- What to do -
Show every line that has the string "agulheiros" in it.
>>>>
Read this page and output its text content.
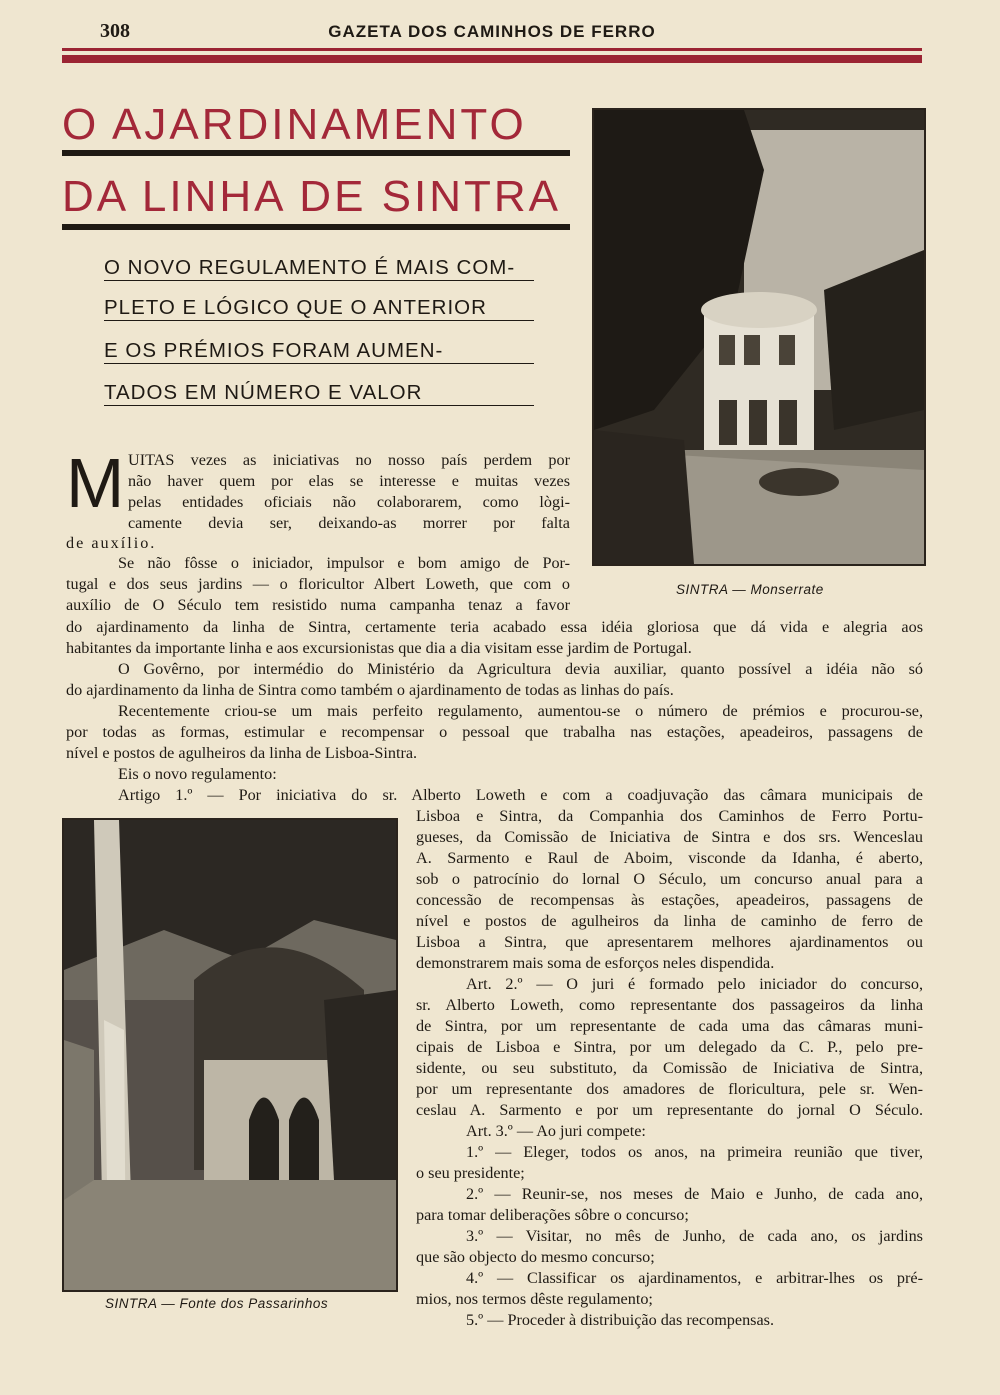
308	GAZETA DOS CAMINHOS DE FERRO
O AJARDINAMENTO
DA LINHA DE SINTRA
O NOVO REGULAMENTO É MAIS COM-
PLETO E LÓGICO QUE O ANTERIOR
E OS PRÉMIOS FORAM AUMEN-
TADOS EM NÚMERO E VALOR
SINTRA — Monserrate
M UITAS vezes as iniciativas no nosso país perdem por
não haver quem por elas se interesse e muitas vezes
pelas entidades oficiais não colaborarem, como lògi-
camente devia ser, deixando-as morrer por falta
de auxílio.
Se não fôsse o iniciador, impulsor e bom amigo de Por-
tugal e dos seus jardins — o floricultor Albert Loweth, que com o
auxílio de O Século tem resistido numa campanha tenaz a favor
do ajardinamento da linha de Sintra, certamente teria acabado essa idéia gloriosa que dá vida e alegria aos
habitantes da importante linha e aos excursionistas que dia a dia visitam esse jardim de Portugal.
O Govêrno, por intermédio do Ministério da Agricultura devia auxiliar, quanto possível a idéia não só
do ajardinamento da linha de Sintra como também o ajardinamento de todas as linhas do país.
Recentemente criou-se um mais perfeito regulamento, aumentou-se o número de prémios e procurou-se,
por todas as formas, estimular e recompensar o pessoal que trabalha nas estações, apeadeiros, passagens de
nível e postos de agulheiros da linha de Lisboa-Sintra.
Eis o novo regulamento:
Artigo 1.º — Por iniciativa do sr. Alberto Loweth e com a coadjuvação das câmara municipais de
Lisboa e Sintra, da Companhia dos Caminhos de Ferro Portu-
gueses, da Comissão de Iniciativa de Sintra e dos srs. Wenceslau
A. Sarmento e Raul de Aboim, visconde da Idanha, é aberto,
sob o patrocínio do lornal O Século, um concurso anual para a
concessão de recompensas às estações, apeadeiros, passagens de
nível e postos de agulheiros da linha de caminho de ferro de
Lisboa a Sintra, que apresentarem melhores ajardinamentos ou
demonstrarem mais soma de esforços neles dispendida.
Art. 2.º — O juri é formado pelo iniciador do concurso,
sr. Alberto Loweth, como representante dos passageiros da linha
de Sintra, por um representante de cada uma das câmaras muni-
cipais de Lisboa e Sintra, por um delegado da C. P., pelo pre-
sidente, ou seu substituto, da Comissão de Iniciativa de Sintra,
por um representante dos amadores de floricultura, pele sr. Wen-
ceslau A. Sarmento e por um representante do jornal O Século.
Art. 3.º — Ao juri compete:
1.º — Eleger, todos os anos, na primeira reunião que tiver,
o seu presidente;
2.º — Reunir-se, nos meses de Maio e Junho, de cada ano,
para tomar deliberações sôbre o concurso;
3.º — Visitar, no mês de Junho, de cada ano, os jardins
que são objecto do mesmo concurso;
4.º — Classificar os ajardinamentos, e arbitrar-lhes os pré-
mios, nos termos dêste regulamento;
5.º — Proceder à distribuição das recompensas.
SINTRA — Fonte dos Passarinhos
<<<<
- Answer to this problem -
nível e postos de agulheiros da linha de Lisboa-Sintra.
nível e postos de agulheiros da linha de caminho de ferro de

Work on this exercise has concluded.